In your copy, reproduce the entries exactly as they are, minus the images.

Collected data entries:
-----
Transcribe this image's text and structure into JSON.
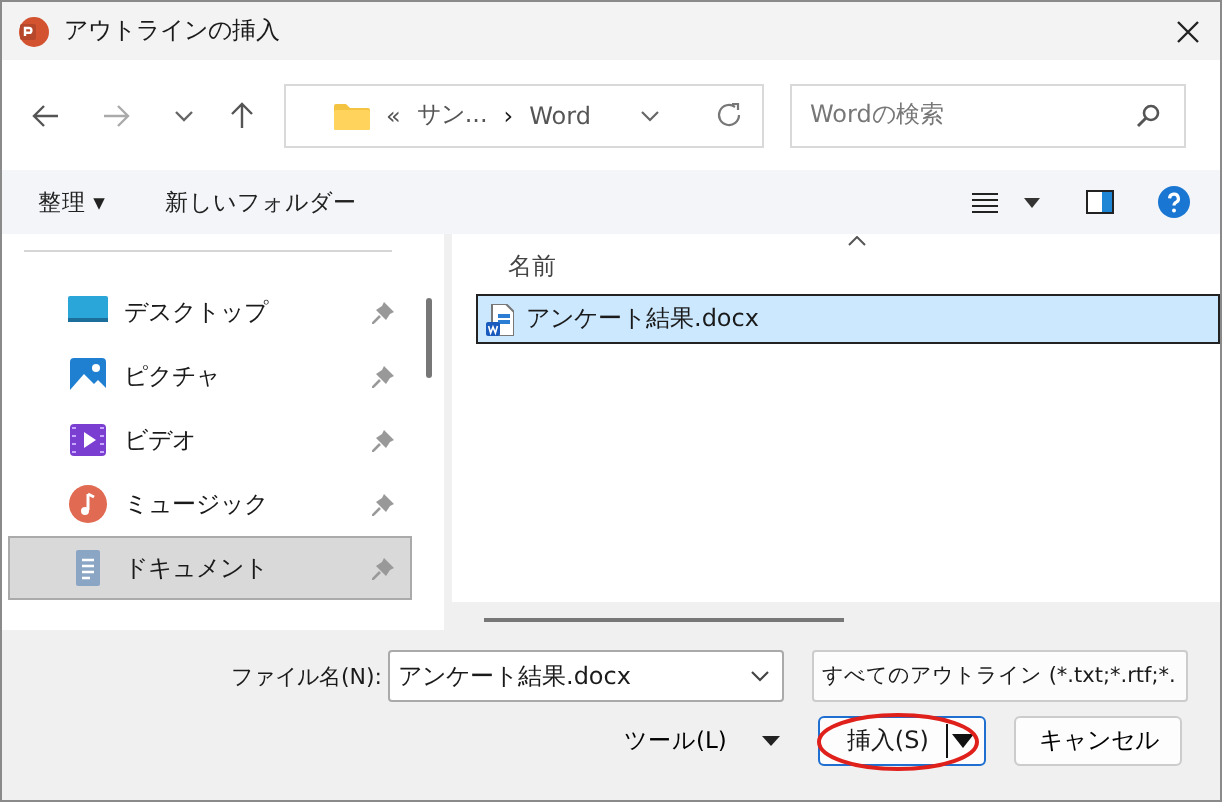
{
  "window": {
    "title": "アウトラインの挿入"
  },
  "address": {
    "parts": [
      "«",
      "サン...",
      "›",
      "Word"
    ]
  },
  "search": {
    "placeholder": "Wordの検索"
  },
  "toolbar": {
    "organize": "整理 ▾",
    "new_folder": "新しいフォルダー"
  },
  "sidebar": {
    "items": [
      {
        "kind": "desktop",
        "label": "デスクトップ",
        "pinned": true,
        "selected": false
      },
      {
        "kind": "pictures",
        "label": "ピクチャ",
        "pinned": true,
        "selected": false
      },
      {
        "kind": "videos",
        "label": "ビデオ",
        "pinned": true,
        "selected": false
      },
      {
        "kind": "music",
        "label": "ミュージック",
        "pinned": true,
        "selected": false
      },
      {
        "kind": "documents",
        "label": "ドキュメント",
        "pinned": true,
        "selected": true
      }
    ]
  },
  "file_list": {
    "columns": [
      "名前"
    ],
    "rows": [
      {
        "name": "アンケート結果.docx",
        "selected": true
      }
    ]
  },
  "footer": {
    "filename_label": "ファイル名(N):",
    "filename_value": "アンケート結果.docx",
    "filter": "すべてのアウトライン (*.txt;*.rtf;*.",
    "tools": "ツール(L)",
    "insert": {
      "label": "挿入(S)",
      "annotated": true
    },
    "cancel": "キャンセル"
  }
}
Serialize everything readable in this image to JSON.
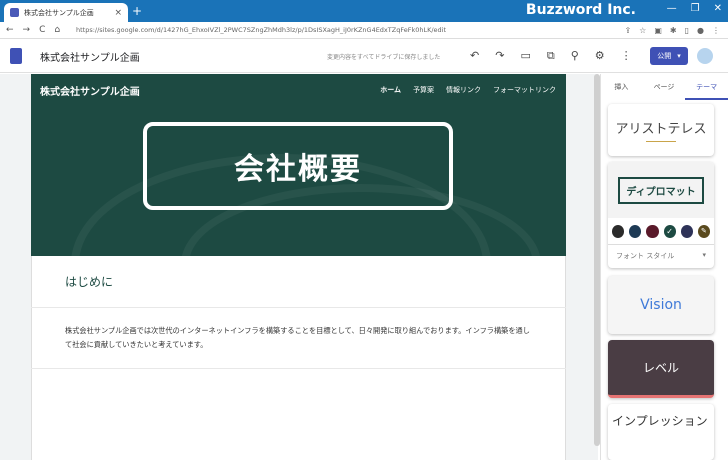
{
  "browser": {
    "tab_title": "株式会社サンプル企画",
    "tab_close": "×",
    "new_tab": "+",
    "brand": "Buzzword Inc.",
    "url": "https://sites.google.com/d/1427hG_EhxoIVZl_2PWC7SZngZhMdh3lz/p/1DsISXagH_iJ0rKZnG4EdxTZqFeFk0hLK/edit",
    "win_buttons": [
      "—",
      "❐",
      "✕"
    ],
    "nav": [
      "←",
      "→",
      "C",
      "⌂"
    ],
    "right_icons": [
      "⇪",
      "☆",
      "▣",
      "✱",
      "▯",
      "●",
      "⋮"
    ]
  },
  "appbar": {
    "site_title": "株式会社サンプル企画",
    "saved_status": "変更内容をすべてドライブに保存しました",
    "tools": [
      "↶",
      "↷",
      "▭",
      "⧉",
      "⚲",
      "⚙",
      "⋮"
    ],
    "publish_label": "公開",
    "publish_arrow": "▾"
  },
  "site": {
    "logo": "株式会社サンプル企画",
    "nav": [
      "ホーム",
      "予算案",
      "情報リンク",
      "フォーマットリンク"
    ],
    "hero_title": "会社概要",
    "section_heading": "はじめに",
    "body": "株式会社サンプル企画では次世代のインターネットインフラを構築することを目標として、日々開発に取り組んでおります。インフラ構築を通して社会に貢献していきたいと考えています。"
  },
  "panel": {
    "tabs": [
      "挿入",
      "ページ",
      "テーマ"
    ],
    "themes": {
      "aristotle": "アリストテレス",
      "diplomat": "ディプロマット",
      "font_style": "フォント スタイル",
      "font_arrow": "▾",
      "vision": "Vision",
      "level": "レベル",
      "impression": "インプレッション"
    },
    "swatch_colors": [
      "#2b2b2b",
      "#1e3a55",
      "#5a1a2a",
      "#1d4a42",
      "#2e3358",
      "#5a4a1e"
    ],
    "selected_swatch_mark": "✓",
    "custom_swatch_mark": "✎"
  }
}
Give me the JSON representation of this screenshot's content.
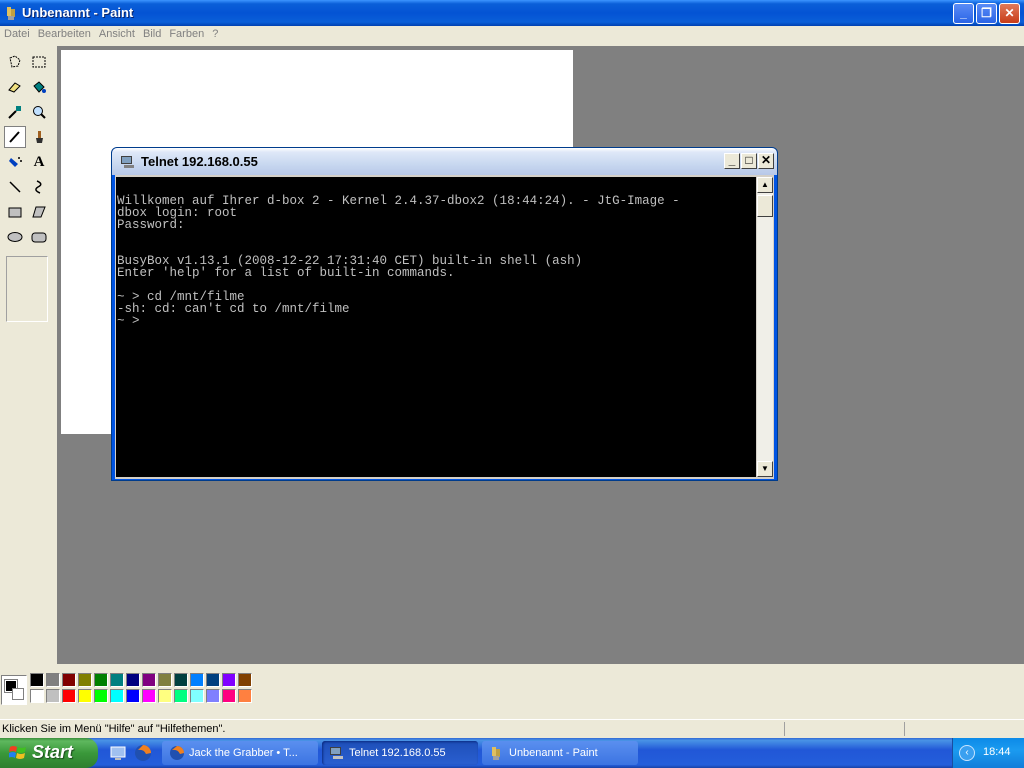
{
  "paint": {
    "title": "Unbenannt - Paint",
    "menu": [
      "Datei",
      "Bearbeiten",
      "Ansicht",
      "Bild",
      "Farben",
      "?"
    ],
    "status_text": "Klicken Sie im Menü \"Hilfe\" auf \"Hilfethemen\".",
    "palette_top": [
      "#000000",
      "#808080",
      "#800000",
      "#808000",
      "#008000",
      "#008080",
      "#000080",
      "#800080",
      "#808040",
      "#004040",
      "#0080ff",
      "#004080",
      "#8000ff",
      "#804000"
    ],
    "palette_bottom": [
      "#ffffff",
      "#c0c0c0",
      "#ff0000",
      "#ffff00",
      "#00ff00",
      "#00ffff",
      "#0000ff",
      "#ff00ff",
      "#ffff80",
      "#00ff80",
      "#80ffff",
      "#8080ff",
      "#ff0080",
      "#ff8040"
    ]
  },
  "telnet": {
    "title": "Telnet 192.168.0.55",
    "console_lines": [
      "",
      "Willkomen auf Ihrer d-box 2 - Kernel 2.4.37-dbox2 (18:44:24). - JtG-Image -",
      "dbox login: root",
      "Password:",
      "",
      "",
      "BusyBox v1.13.1 (2008-12-22 17:31:40 CET) built-in shell (ash)",
      "Enter 'help' for a list of built-in commands.",
      "",
      "~ > cd /mnt/filme",
      "-sh: cd: can't cd to /mnt/filme",
      "~ > "
    ]
  },
  "taskbar": {
    "start_label": "Start",
    "tasks": [
      {
        "label": "Jack the Grabber • T...",
        "icon": "firefox-icon"
      },
      {
        "label": "Telnet 192.168.0.55",
        "icon": "telnet-icon"
      },
      {
        "label": "Unbenannt - Paint",
        "icon": "paint-icon"
      }
    ],
    "clock": "18:44"
  }
}
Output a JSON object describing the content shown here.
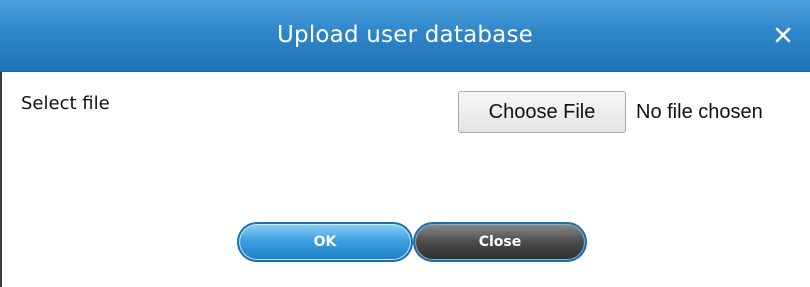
{
  "dialog": {
    "title": "Upload user database",
    "close_icon": "close-x-icon"
  },
  "form": {
    "select_file_label": "Select file",
    "choose_file_button": "Choose File",
    "no_file_text": "No file chosen"
  },
  "actions": {
    "ok_label": "OK",
    "close_label": "Close"
  },
  "colors": {
    "titlebar": "#2e86c9",
    "ok_button": "#3ea0e0",
    "close_button": "#4c4c4c"
  }
}
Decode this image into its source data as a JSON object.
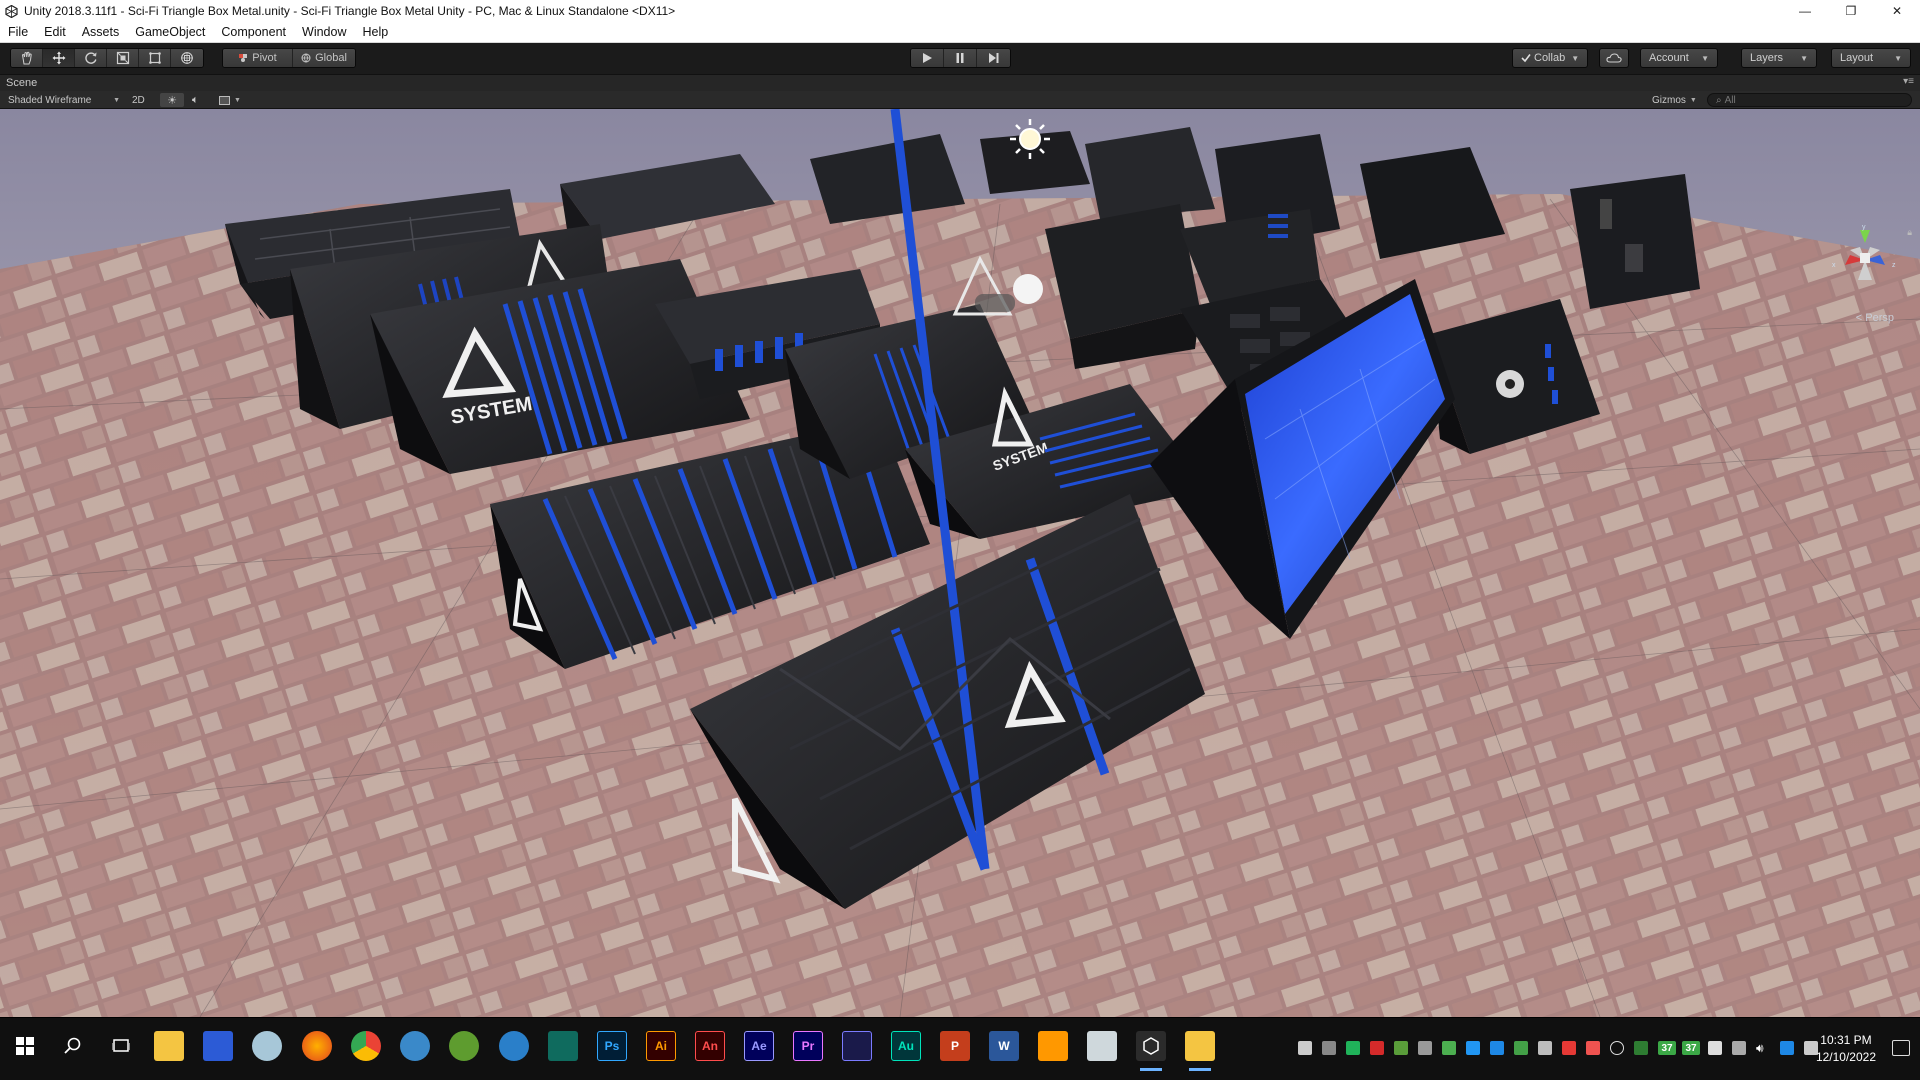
-----
• Response below:
Transcribe this image's text and structure into JSON.
{
  "window": {
    "title": "アウトラインの挿入"
  },
  "address": {
    "parts": [
      "«",
      "サン...",
      "›",
      "Word"
    ]
  },
  "search": {
    "placeholder": "Wordの検索"
  },
  "toolbar": {
    "organize": "整理 ▾",
    "new_folder": "新しいフォルダー"
  },
  "sidebar": {
    "items": [
      {
        "kind": "desktop",
        "label": "デスクトップ",
        "pinned": true,
        "selected": false
      },
      {
        "kind": "pictures",
        "label": "ピクチャ",
        "pinned": true,
        "selected": false
      },
      {
        "kind": "videos",
        "label": "ビデオ",
        "pinned": true,
        "selected": false
      },
      {
        "kind": "music",
        "label": "ミュージック",
        "pinned": true,
        "selected": false
      },
      {
        "kind": "documents",
        "label": "ドキュメント",
        "pinned": true,
        "selected": true
      }
    ]
  },
  "file_list": {
    "columns": [
      "名前"
    ],
    "rows": [
      {
        "name": "アンケート結果.docx",
        "selected": true
      }
    ]
  },
  "footer": {
    "filename_label": "ファイル名(N):",
    "filename_value": "アンケート結果.docx",
    "filter": "すべてのアウトライン (*.txt;*.rtf;*.",
    "tools": "ツール(L)",
    "insert": {
      "label": "挿入(S)",
      "annotated": true
    },
    "cancel": "キャンセル"
  }
}
Serialize everything readable in this image to JSON.
{
  "browser": {
    "tab_title": "株式会社サンプル企画",
    "tab_close": "×",
    "new_tab": "+",
    "brand": "Buzzword Inc.",
    "url": "https://sites.google.com/d/1427hG_EhxoIVZl_2PWC7SZngZhMdh3lz/p/1DsISXagH_iJ0rKZnG4EdxTZqFeFk0hLK/edit",
    "win_buttons": [
      "—",
      "❐",
      "✕"
    ],
    "nav": [
      "←",
      "→",
      "C",
      "⌂"
    ],
    "right_icons": [
      "⇪",
      "☆",
      "▣",
      "✱",
      "▯",
      "●",
      "⋮"
    ]
  },
  "appbar": {
    "site_title": "株式会社サンプル企画",
    "saved_status": "変更内容をすべてドライブに保存しました",
    "tools": [
      "↶",
      "↷",
      "▭",
      "⧉",
      "⚲",
      "⚙",
      "⋮"
    ],
    "publish_label": "公開",
    "publish_arrow": "▾"
  },
  "site": {
    "logo": "株式会社サンプル企画",
    "nav": [
      "ホーム",
      "予算案",
      "情報リンク",
      "フォーマットリンク"
    ],
    "hero_title": "会社概要",
    "section_heading": "はじめに",
    "body": "株式会社サンプル企画では次世代のインターネットインフラを構築することを目標として、日々開発に取り組んでおります。インフラ構築を通して社会に貢献していきたいと考えています。"
  },
  "panel": {
    "tabs": [
      "挿入",
      "ページ",
      "テーマ"
    ],
    "themes": {
      "aristotle": "アリストテレス",
      "diplomat": "ディプロマット",
      "font_style": "フォント スタイル",
      "font_arrow": "▾",
      "vision": "Vision",
      "level": "レベル",
      "impression": "インプレッション"
    },
    "swatch_colors": [
      "#2b2b2b",
      "#1e3a55",
      "#5a1a2a",
      "#1d4a42",
      "#2e3358",
      "#5a4a1e"
    ],
    "selected_swatch_mark": "✓",
    "custom_swatch_mark": "✎"
  }
}
Give me the JSON representation of this screenshot's content.
{
  "paint": {
    "title": "Unbenannt - Paint",
    "menu": [
      "Datei",
      "Bearbeiten",
      "Ansicht",
      "Bild",
      "Farben",
      "?"
    ],
    "status_text": "Klicken Sie im Menü \"Hilfe\" auf \"Hilfethemen\".",
    "palette_top": [
      "#000000",
      "#808080",
      "#800000",
      "#808000",
      "#008000",
      "#008080",
      "#000080",
      "#800080",
      "#808040",
      "#004040",
      "#0080ff",
      "#004080",
      "#8000ff",
      "#804000"
    ],
    "palette_bottom": [
      "#ffffff",
      "#c0c0c0",
      "#ff0000",
      "#ffff00",
      "#00ff00",
      "#00ffff",
      "#0000ff",
      "#ff00ff",
      "#ffff80",
      "#00ff80",
      "#80ffff",
      "#8080ff",
      "#ff0080",
      "#ff8040"
    ]
  },
  "telnet": {
    "title": "Telnet 192.168.0.55",
    "console_lines": [
      "",
      "Willkomen auf Ihrer d-box 2 - Kernel 2.4.37-dbox2 (18:44:24). - JtG-Image -",
      "dbox login: root",
      "Password:",
      "",
      "",
      "BusyBox v1.13.1 (2008-12-22 17:31:40 CET) built-in shell (ash)",
      "Enter 'help' for a list of built-in commands.",
      "",
      "~ > cd /mnt/filme",
      "-sh: cd: can't cd to /mnt/filme",
      "~ > "
    ]
  },
  "taskbar": {
    "start_label": "Start",
    "tasks": [
      {
        "label": "Jack the Grabber • T...",
        "icon": "firefox-icon"
      },
      {
        "label": "Telnet 192.168.0.55",
        "icon": "telnet-icon"
      },
      {
        "label": "Unbenannt - Paint",
        "icon": "paint-icon"
      }
    ],
    "clock": "18:44"
  }
}
Output a JSON object describing the content shown here.
{
  "dialog": {
    "title": "Upload user database",
    "close_icon": "close-x-icon"
  },
  "form": {
    "select_file_label": "Select file",
    "choose_file_button": "Choose File",
    "no_file_text": "No file chosen"
  },
  "actions": {
    "ok_label": "OK",
    "close_label": "Close"
  },
  "colors": {
    "titlebar": "#2e86c9",
    "ok_button": "#3ea0e0",
    "close_button": "#4c4c4c"
  }
}
Decode this image into its source data as a JSON object.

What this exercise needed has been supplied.